* **GIVEN TASK**: Every line below must be reproduced exactly. Copy them all.

* **MATERIAL PROVIDED**:

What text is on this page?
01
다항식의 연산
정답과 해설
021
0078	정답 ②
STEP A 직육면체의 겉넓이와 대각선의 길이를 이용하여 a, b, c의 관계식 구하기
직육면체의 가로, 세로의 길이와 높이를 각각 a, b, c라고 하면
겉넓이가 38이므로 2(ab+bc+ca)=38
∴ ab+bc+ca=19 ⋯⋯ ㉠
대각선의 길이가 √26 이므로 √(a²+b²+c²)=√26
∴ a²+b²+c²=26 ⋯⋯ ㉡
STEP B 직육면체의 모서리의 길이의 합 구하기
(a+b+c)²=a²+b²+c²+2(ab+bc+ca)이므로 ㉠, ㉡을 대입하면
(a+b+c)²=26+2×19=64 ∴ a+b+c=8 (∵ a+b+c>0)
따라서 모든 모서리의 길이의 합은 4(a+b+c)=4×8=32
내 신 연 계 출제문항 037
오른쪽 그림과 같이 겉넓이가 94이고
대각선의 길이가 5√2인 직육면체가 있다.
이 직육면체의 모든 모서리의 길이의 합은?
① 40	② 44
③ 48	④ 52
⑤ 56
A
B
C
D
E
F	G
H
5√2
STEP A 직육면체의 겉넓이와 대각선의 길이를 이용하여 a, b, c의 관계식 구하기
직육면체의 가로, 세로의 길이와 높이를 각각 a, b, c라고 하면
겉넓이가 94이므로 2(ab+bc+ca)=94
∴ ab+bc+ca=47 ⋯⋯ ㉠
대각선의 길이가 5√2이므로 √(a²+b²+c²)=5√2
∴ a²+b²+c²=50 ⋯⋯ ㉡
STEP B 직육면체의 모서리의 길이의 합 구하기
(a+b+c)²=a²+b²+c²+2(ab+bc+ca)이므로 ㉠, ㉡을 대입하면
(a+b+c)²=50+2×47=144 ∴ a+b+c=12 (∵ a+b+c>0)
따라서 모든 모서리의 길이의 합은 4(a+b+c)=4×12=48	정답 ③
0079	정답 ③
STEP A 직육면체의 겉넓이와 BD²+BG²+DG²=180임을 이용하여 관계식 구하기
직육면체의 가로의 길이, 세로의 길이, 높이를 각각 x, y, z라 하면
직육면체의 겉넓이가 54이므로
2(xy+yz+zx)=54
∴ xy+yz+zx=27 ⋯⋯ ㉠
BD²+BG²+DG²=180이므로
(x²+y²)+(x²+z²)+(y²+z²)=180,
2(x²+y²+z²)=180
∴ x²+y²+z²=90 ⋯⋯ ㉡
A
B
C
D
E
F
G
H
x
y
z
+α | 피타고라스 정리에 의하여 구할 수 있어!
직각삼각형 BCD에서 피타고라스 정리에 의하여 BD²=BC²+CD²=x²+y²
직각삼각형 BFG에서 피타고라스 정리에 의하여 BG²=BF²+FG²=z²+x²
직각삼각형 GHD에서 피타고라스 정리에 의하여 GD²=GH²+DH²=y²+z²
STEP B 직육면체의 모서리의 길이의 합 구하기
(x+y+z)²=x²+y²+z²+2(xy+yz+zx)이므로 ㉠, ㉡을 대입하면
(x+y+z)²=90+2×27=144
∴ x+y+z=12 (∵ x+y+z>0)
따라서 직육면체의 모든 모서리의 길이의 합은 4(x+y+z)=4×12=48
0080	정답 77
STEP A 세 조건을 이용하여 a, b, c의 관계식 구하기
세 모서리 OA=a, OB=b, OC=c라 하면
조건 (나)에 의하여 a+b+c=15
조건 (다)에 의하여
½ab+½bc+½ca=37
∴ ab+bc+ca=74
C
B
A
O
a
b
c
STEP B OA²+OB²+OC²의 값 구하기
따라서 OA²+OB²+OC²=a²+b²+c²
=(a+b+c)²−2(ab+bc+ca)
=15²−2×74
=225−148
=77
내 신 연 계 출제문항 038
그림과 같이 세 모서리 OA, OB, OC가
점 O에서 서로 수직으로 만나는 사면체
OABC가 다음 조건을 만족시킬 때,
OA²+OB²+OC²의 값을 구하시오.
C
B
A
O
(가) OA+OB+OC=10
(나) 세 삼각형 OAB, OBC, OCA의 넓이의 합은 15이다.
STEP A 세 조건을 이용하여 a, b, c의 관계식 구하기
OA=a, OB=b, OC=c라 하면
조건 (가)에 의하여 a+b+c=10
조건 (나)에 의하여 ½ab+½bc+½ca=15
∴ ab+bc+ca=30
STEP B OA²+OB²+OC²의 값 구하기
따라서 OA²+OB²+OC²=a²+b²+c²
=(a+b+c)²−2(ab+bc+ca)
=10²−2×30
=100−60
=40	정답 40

* **SOLUTION**:
What text is on this page?
01
다항식의 연산
정답과 해설
021
0078	정답 ②
STEP A 직육면체의 겉넓이와 대각선의 길이를 이용하여 a, b, c의 관계식 구하기
직육면체의 가로, 세로의 길이와 높이를 각각 a, b, c라고 하면
겉넓이가 38이므로 2(ab+bc+ca)=38
∴ ab+bc+ca=19 ⋯⋯ ㉠
대각선의 길이가 √26 이므로 √(a²+b²+c²)=√26
∴ a²+b²+c²=26 ⋯⋯ ㉡
STEP B 직육면체의 모서리의 길이의 합 구하기
(a+b+c)²=a²+b²+c²+2(ab+bc+ca)이므로 ㉠, ㉡을 대입하면
(a+b+c)²=26+2×19=64 ∴ a+b+c=8 (∵ a+b+c>0)
따라서 모든 모서리의 길이의 합은 4(a+b+c)=4×8=32
내 신 연 계 출제문항 037
오른쪽 그림과 같이 겉넓이가 94이고
대각선의 길이가 5√2인 직육면체가 있다.
이 직육면체의 모든 모서리의 길이의 합은?
① 40	② 44
③ 48	④ 52
⑤ 56
A
B
C
D
E
F	G
H
5√2
STEP A 직육면체의 겉넓이와 대각선의 길이를 이용하여 a, b, c의 관계식 구하기
직육면체의 가로, 세로의 길이와 높이를 각각 a, b, c라고 하면
겉넓이가 94이므로 2(ab+bc+ca)=94
∴ ab+bc+ca=47 ⋯⋯ ㉠
대각선의 길이가 5√2이므로 √(a²+b²+c²)=5√2
∴ a²+b²+c²=50 ⋯⋯ ㉡
STEP B 직육면체의 모서리의 길이의 합 구하기
(a+b+c)²=a²+b²+c²+2(ab+bc+ca)이므로 ㉠, ㉡을 대입하면
(a+b+c)²=50+2×47=144 ∴ a+b+c=12 (∵ a+b+c>0)
따라서 모든 모서리의 길이의 합은 4(a+b+c)=4×12=48	정답 ③
0079	정답 ③
STEP A 직육면체의 겉넓이와 BD²+BG²+DG²=180임을 이용하여 관계식 구하기
직육면체의 가로의 길이, 세로의 길이, 높이를 각각 x, y, z라 하면
직육면체의 겉넓이가 54이므로
2(xy+yz+zx)=54
∴ xy+yz+zx=27 ⋯⋯ ㉠
BD²+BG²+DG²=180이므로
(x²+y²)+(x²+z²)+(y²+z²)=180,
2(x²+y²+z²)=180
∴ x²+y²+z²=90 ⋯⋯ ㉡
A
B
C
D
E
F
G
H
x
y
z
+α | 피타고라스 정리에 의하여 구할 수 있어!
직각삼각형 BCD에서 피타고라스 정리에 의하여 BD²=BC²+CD²=x²+y²
직각삼각형 BFG에서 피타고라스 정리에 의하여 BG²=BF²+FG²=z²+x²
직각삼각형 GHD에서 피타고라스 정리에 의하여 GD²=GH²+DH²=y²+z²
STEP B 직육면체의 모서리의 길이의 합 구하기
(x+y+z)²=x²+y²+z²+2(xy+yz+zx)이므로 ㉠, ㉡을 대입하면
(x+y+z)²=90+2×27=144
∴ x+y+z=12 (∵ x+y+z>0)
따라서 직육면체의 모든 모서리의 길이의 합은 4(x+y+z)=4×12=48
0080	정답 77
STEP A 세 조건을 이용하여 a, b, c의 관계식 구하기
세 모서리 OA=a, OB=b, OC=c라 하면
조건 (나)에 의하여 a+b+c=15
조건 (다)에 의하여
½ab+½bc+½ca=37
∴ ab+bc+ca=74
C
B
A
O
a
b
c
STEP B OA²+OB²+OC²의 값 구하기
따라서 OA²+OB²+OC²=a²+b²+c²
=(a+b+c)²−2(ab+bc+ca)
=15²−2×74
=225−148
=77
내 신 연 계 출제문항 038
그림과 같이 세 모서리 OA, OB, OC가
점 O에서 서로 수직으로 만나는 사면체
OABC가 다음 조건을 만족시킬 때,
OA²+OB²+OC²의 값을 구하시오.
C
B
A
O
(가) OA+OB+OC=10
(나) 세 삼각형 OAB, OBC, OCA의 넓이의 합은 15이다.
STEP A 세 조건을 이용하여 a, b, c의 관계식 구하기
OA=a, OB=b, OC=c라 하면
조건 (가)에 의하여 a+b+c=10
조건 (나)에 의하여 ½ab+½bc+½ca=15
∴ ab+bc+ca=30
STEP B OA²+OB²+OC²의 값 구하기
따라서 OA²+OB²+OC²=a²+b²+c²
=(a+b+c)²−2(ab+bc+ca)
=10²−2×30
=100−60
=40	정답 40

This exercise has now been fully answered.